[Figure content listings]
----------------------------------------

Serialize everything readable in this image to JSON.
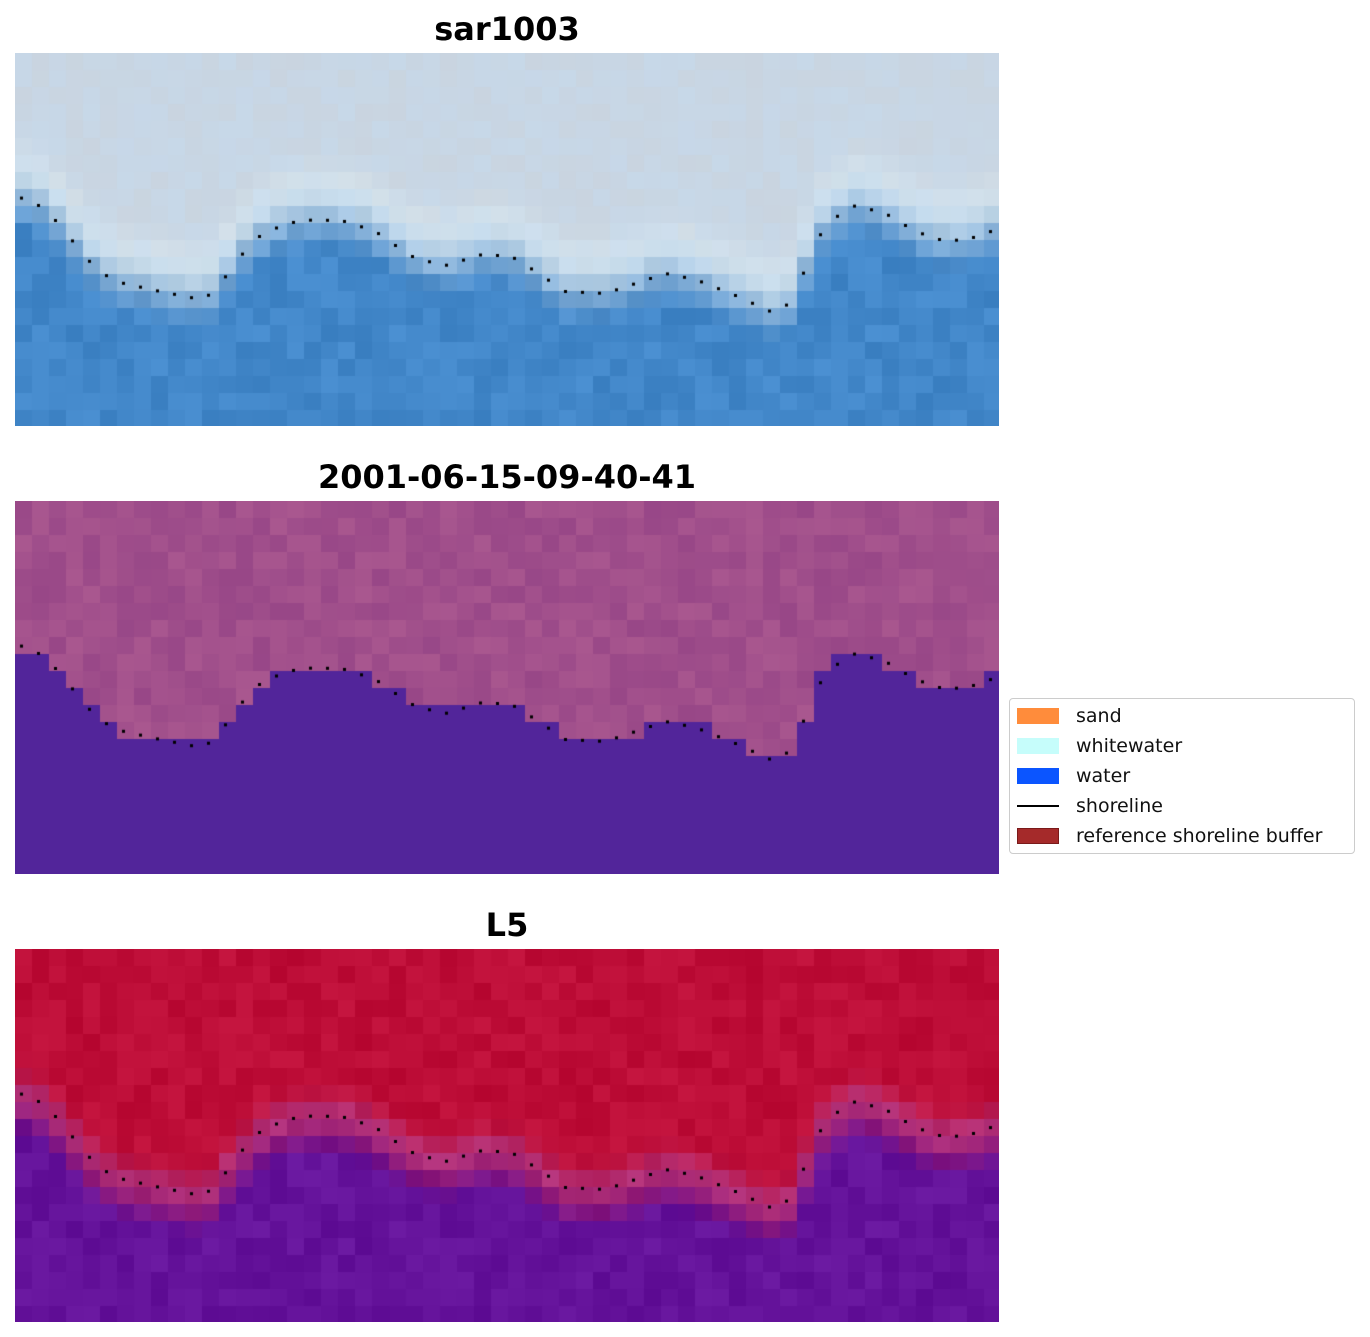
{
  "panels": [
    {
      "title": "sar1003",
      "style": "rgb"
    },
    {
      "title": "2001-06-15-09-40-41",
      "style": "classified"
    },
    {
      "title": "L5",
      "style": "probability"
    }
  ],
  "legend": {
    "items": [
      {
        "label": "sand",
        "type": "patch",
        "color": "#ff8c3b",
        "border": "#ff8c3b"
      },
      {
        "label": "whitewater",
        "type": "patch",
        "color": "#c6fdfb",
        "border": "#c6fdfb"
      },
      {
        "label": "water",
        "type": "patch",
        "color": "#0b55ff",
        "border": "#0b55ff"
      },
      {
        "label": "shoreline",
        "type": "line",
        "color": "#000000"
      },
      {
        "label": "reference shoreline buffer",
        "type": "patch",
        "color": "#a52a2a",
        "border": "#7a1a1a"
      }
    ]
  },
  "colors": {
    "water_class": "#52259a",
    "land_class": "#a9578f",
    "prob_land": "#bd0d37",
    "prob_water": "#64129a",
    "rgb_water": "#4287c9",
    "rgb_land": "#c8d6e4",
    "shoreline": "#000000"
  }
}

----------------------------------------

Challenge:
Lines of the listing that contain the word "border" are to be counted; report only their number.

Final result:
4